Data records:
..............................
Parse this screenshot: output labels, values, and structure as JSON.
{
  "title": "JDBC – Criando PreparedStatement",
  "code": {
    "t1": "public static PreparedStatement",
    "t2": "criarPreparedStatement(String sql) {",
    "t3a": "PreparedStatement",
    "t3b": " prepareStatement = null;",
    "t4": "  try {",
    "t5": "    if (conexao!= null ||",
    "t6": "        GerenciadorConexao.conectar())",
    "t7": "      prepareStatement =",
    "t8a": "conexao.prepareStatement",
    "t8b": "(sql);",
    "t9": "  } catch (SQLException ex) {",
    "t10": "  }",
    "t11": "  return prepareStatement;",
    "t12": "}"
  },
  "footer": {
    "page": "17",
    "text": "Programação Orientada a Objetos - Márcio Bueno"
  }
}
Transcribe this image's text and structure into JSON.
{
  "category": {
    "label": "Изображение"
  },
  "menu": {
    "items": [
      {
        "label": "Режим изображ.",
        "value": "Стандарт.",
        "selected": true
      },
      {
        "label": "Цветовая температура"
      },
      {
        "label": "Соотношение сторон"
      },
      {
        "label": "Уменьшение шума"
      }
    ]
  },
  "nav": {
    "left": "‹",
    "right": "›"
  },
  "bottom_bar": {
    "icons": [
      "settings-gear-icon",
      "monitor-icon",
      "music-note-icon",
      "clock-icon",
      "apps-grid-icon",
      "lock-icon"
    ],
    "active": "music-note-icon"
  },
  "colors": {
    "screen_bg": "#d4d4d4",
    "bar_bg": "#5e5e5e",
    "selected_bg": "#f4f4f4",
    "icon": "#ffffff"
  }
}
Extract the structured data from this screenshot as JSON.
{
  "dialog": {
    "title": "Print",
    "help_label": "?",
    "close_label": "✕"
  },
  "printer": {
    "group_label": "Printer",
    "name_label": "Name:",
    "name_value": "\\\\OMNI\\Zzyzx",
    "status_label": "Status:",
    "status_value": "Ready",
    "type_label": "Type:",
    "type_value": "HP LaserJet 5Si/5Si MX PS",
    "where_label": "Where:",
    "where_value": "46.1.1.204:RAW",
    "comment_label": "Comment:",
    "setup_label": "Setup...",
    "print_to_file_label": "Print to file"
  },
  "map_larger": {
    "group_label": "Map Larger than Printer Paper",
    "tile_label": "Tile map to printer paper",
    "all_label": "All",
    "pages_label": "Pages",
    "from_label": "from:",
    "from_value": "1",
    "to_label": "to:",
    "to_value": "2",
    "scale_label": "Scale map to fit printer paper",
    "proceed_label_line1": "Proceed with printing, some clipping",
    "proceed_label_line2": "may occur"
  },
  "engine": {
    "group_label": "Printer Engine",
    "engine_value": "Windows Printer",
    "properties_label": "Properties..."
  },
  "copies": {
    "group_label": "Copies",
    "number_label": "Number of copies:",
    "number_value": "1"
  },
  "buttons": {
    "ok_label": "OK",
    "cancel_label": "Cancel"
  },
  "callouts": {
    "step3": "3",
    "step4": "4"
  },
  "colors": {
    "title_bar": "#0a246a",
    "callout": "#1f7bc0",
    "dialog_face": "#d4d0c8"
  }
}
..............................
Work to do: Take every line from the records above that has the word "text" and copy it.

Task output:
    "text": "Programação Orientada a Objetos - Márcio Bueno"
Transcribe this image's text and structure into JSON.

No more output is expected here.